(Data extracted from a collection)
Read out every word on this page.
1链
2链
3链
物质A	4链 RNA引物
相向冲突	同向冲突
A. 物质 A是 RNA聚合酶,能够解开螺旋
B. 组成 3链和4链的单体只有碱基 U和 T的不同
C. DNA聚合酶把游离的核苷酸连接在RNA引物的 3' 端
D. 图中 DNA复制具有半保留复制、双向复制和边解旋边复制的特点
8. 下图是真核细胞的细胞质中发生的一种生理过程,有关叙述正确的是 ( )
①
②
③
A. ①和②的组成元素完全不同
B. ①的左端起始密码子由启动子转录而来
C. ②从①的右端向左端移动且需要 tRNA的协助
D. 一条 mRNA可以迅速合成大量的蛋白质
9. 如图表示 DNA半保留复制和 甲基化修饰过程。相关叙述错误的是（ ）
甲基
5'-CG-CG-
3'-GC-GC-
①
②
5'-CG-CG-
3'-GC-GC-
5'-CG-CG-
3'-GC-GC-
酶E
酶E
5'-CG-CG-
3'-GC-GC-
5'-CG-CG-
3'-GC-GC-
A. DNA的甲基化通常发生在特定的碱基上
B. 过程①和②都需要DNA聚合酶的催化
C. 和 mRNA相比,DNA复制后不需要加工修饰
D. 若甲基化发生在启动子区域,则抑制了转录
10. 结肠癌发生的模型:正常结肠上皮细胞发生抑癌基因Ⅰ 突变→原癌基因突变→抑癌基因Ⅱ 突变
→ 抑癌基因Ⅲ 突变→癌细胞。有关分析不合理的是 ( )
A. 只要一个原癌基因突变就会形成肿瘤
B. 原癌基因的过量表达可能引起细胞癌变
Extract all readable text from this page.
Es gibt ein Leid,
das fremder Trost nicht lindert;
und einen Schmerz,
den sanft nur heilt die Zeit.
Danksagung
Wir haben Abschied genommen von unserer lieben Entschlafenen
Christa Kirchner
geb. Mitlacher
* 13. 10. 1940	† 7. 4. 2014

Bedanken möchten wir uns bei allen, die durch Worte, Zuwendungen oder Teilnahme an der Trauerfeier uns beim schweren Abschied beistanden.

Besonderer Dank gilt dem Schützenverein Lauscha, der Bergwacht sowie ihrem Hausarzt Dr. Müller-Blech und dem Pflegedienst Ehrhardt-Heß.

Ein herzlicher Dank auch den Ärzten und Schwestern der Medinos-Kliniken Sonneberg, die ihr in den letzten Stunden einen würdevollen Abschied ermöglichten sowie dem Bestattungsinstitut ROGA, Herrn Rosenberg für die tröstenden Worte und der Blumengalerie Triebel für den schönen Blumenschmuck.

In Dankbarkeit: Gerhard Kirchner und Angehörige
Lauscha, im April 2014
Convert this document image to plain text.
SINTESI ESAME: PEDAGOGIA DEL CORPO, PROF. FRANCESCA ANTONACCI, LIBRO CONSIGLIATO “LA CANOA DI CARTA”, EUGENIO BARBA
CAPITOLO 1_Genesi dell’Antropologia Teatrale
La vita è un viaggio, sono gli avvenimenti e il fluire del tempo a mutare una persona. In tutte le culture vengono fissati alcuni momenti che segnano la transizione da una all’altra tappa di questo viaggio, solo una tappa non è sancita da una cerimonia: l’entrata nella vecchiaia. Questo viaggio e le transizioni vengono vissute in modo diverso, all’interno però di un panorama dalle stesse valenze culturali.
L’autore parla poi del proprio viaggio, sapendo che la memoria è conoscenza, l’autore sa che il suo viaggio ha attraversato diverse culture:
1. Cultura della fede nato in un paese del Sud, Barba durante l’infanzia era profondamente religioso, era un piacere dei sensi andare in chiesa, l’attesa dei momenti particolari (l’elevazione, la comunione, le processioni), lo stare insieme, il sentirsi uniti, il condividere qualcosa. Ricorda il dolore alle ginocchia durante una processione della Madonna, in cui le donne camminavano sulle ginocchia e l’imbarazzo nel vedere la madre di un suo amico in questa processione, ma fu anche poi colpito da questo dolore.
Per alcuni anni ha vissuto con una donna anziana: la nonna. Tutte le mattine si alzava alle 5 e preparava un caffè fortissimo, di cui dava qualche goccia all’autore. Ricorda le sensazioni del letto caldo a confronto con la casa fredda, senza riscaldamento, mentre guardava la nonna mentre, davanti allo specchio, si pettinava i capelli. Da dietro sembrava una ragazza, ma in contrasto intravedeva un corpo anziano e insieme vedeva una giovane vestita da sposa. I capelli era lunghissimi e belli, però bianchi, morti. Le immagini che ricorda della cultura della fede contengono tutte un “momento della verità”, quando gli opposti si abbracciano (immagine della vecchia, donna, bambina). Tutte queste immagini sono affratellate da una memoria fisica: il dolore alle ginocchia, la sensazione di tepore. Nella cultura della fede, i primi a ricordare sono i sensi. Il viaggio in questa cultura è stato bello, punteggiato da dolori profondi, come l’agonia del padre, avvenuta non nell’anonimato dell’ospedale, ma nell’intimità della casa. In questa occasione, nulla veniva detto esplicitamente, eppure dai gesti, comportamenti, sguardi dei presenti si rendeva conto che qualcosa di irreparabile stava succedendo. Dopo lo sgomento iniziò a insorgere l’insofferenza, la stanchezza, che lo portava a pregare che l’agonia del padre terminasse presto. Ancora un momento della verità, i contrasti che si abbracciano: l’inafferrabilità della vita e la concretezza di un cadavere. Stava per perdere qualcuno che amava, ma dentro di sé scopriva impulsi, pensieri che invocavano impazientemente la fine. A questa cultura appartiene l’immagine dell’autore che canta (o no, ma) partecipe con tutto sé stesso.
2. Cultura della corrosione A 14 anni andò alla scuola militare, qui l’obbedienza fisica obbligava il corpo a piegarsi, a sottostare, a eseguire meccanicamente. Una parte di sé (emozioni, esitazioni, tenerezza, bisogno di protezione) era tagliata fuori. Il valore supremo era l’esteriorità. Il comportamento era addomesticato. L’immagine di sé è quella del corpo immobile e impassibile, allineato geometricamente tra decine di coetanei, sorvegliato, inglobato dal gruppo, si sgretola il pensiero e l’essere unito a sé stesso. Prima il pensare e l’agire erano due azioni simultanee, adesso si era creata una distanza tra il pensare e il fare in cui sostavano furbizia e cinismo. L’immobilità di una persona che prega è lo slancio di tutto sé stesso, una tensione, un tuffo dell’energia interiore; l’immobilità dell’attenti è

* The task:
Go through the records line by line, and copy each line that holds the string "Lauscha".

* Task solution:
Besonderer Dank gilt dem Schützenverein Lauscha, der Bergwacht sowie ihrem Hausarzt Dr. Müller-Blech und dem Pflegedienst Ehrhardt-Heß.
Lauscha, im April 2014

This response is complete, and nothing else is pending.